— start TASK INPUTS —
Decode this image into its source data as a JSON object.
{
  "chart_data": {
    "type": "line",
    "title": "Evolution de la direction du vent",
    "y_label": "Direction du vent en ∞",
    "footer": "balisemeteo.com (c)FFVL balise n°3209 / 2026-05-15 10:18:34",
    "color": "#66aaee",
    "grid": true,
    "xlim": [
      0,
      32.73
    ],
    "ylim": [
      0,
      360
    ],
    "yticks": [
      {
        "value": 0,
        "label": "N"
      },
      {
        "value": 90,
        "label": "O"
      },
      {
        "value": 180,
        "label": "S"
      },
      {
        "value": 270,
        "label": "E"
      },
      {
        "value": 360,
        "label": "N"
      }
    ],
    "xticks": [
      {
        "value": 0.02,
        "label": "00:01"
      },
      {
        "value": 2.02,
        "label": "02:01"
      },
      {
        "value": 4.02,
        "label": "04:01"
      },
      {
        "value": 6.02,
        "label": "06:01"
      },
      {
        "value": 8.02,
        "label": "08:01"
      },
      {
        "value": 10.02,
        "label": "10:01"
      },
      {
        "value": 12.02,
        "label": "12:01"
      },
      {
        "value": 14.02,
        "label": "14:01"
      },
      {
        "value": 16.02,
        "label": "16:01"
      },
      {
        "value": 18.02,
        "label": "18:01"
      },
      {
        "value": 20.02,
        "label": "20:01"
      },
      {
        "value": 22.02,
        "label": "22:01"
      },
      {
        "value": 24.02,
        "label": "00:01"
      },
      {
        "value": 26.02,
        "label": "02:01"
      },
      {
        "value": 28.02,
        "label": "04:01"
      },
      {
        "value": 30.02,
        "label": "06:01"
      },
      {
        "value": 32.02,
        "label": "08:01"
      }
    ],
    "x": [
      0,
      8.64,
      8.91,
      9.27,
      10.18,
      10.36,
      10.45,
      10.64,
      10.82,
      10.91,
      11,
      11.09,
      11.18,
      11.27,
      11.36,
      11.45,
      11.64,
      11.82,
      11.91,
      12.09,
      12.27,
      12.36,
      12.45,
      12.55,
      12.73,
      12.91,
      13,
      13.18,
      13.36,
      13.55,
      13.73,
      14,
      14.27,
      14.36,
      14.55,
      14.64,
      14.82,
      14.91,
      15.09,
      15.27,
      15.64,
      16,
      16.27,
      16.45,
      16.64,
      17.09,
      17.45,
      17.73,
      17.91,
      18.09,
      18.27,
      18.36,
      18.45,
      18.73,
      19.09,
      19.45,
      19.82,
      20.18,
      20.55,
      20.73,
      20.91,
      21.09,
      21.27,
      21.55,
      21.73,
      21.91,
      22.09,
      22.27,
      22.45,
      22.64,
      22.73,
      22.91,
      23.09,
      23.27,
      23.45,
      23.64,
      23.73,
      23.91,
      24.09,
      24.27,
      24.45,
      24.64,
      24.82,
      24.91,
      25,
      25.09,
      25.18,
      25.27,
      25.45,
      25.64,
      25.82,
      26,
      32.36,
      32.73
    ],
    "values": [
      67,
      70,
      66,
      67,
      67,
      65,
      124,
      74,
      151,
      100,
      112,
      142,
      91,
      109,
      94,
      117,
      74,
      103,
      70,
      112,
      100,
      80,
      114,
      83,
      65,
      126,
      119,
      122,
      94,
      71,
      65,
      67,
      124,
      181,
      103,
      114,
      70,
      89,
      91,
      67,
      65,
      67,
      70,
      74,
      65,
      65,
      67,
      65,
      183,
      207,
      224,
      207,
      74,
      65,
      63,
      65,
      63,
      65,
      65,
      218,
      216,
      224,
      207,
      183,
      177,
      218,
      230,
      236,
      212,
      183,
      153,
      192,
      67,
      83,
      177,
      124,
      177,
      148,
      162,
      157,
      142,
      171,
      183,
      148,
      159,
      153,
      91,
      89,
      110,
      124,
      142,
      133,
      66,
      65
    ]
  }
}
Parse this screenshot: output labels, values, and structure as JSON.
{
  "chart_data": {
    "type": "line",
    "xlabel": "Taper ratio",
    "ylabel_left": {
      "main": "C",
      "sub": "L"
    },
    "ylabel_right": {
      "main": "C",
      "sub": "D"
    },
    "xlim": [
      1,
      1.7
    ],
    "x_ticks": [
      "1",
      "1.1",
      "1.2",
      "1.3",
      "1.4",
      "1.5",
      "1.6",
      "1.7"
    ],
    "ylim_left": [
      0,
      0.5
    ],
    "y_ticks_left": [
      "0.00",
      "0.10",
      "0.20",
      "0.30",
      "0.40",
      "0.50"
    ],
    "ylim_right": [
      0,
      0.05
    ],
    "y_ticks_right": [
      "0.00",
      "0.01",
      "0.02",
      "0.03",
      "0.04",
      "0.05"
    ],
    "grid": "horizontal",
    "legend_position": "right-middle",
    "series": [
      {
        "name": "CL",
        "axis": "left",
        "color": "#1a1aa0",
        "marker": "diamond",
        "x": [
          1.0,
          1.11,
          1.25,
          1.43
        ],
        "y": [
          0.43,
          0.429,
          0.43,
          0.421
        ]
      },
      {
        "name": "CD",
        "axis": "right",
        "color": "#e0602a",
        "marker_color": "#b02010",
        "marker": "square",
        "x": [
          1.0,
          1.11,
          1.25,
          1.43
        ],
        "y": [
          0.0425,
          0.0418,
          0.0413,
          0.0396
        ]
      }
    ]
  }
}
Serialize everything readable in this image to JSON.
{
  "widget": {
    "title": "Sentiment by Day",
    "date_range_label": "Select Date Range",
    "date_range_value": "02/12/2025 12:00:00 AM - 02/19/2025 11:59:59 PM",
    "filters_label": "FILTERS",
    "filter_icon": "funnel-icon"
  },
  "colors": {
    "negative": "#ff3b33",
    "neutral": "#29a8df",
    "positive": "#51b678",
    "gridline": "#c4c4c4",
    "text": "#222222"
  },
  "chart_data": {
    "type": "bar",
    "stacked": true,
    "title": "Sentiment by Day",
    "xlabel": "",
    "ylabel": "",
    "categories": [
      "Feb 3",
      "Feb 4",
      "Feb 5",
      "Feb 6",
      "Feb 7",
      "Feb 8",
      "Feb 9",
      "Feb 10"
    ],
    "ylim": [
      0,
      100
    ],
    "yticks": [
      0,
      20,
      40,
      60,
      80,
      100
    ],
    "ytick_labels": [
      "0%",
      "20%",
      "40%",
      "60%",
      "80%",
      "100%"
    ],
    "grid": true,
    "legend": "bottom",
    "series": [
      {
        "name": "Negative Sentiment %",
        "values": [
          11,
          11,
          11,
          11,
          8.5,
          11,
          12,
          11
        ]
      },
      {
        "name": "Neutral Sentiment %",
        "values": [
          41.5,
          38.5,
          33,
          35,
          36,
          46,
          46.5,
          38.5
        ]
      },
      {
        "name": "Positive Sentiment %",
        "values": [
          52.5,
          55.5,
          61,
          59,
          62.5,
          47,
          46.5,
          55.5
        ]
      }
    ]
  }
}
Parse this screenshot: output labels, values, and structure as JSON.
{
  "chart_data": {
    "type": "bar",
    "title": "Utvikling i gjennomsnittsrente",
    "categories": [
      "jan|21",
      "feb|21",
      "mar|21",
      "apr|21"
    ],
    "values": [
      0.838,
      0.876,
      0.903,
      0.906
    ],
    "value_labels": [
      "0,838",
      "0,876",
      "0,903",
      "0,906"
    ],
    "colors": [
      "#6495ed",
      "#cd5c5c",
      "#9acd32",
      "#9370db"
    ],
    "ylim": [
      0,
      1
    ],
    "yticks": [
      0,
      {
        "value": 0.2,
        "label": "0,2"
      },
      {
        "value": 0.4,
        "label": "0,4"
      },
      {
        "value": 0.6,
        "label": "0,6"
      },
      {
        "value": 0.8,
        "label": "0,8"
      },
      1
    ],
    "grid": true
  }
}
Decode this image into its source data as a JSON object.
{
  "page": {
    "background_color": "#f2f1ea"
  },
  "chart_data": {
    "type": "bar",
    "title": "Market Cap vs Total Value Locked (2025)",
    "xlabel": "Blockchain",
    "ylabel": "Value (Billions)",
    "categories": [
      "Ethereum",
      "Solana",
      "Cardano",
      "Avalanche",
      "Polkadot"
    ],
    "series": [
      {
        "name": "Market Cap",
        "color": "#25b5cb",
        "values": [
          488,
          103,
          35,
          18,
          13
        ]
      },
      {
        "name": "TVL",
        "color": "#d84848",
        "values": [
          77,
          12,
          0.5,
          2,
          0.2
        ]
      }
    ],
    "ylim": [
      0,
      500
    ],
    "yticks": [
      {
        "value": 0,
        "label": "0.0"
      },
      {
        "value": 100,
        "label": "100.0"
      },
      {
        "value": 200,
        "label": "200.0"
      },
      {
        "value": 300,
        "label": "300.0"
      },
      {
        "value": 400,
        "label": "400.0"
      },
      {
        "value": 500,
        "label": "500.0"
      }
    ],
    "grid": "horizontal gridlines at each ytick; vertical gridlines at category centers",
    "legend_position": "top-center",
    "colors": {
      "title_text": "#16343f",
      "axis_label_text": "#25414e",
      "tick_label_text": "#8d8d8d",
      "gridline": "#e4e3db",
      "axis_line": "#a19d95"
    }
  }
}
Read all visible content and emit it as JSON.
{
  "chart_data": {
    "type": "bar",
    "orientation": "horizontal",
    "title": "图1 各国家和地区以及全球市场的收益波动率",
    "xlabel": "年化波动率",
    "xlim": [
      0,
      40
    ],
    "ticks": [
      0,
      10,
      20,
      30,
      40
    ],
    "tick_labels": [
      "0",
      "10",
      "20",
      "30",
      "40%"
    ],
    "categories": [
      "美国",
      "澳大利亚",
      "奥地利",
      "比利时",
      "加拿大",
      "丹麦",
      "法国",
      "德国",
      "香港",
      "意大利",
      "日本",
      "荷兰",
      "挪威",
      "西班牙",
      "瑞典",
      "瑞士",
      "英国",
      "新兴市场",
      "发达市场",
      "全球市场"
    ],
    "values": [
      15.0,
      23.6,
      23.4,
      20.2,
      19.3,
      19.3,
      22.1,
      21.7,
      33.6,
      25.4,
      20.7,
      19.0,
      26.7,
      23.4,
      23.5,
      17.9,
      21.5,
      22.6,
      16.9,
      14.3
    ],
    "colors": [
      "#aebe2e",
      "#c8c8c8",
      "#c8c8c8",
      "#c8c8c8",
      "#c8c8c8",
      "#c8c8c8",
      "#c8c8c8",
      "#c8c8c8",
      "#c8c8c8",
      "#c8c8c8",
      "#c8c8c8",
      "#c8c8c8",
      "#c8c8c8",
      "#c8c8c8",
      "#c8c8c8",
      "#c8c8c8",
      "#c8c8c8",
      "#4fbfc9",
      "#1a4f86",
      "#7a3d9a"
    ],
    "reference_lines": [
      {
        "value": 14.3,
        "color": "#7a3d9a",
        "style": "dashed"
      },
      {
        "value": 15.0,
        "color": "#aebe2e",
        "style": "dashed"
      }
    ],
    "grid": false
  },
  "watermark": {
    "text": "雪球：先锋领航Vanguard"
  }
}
— end TASK INPUTS —
[WHAT THIS TASK INVOLVES]:
Going through the entries above, report how many lines include the string "xlabel". The number alone is the answer.

[CORRECT ANSWER]:
4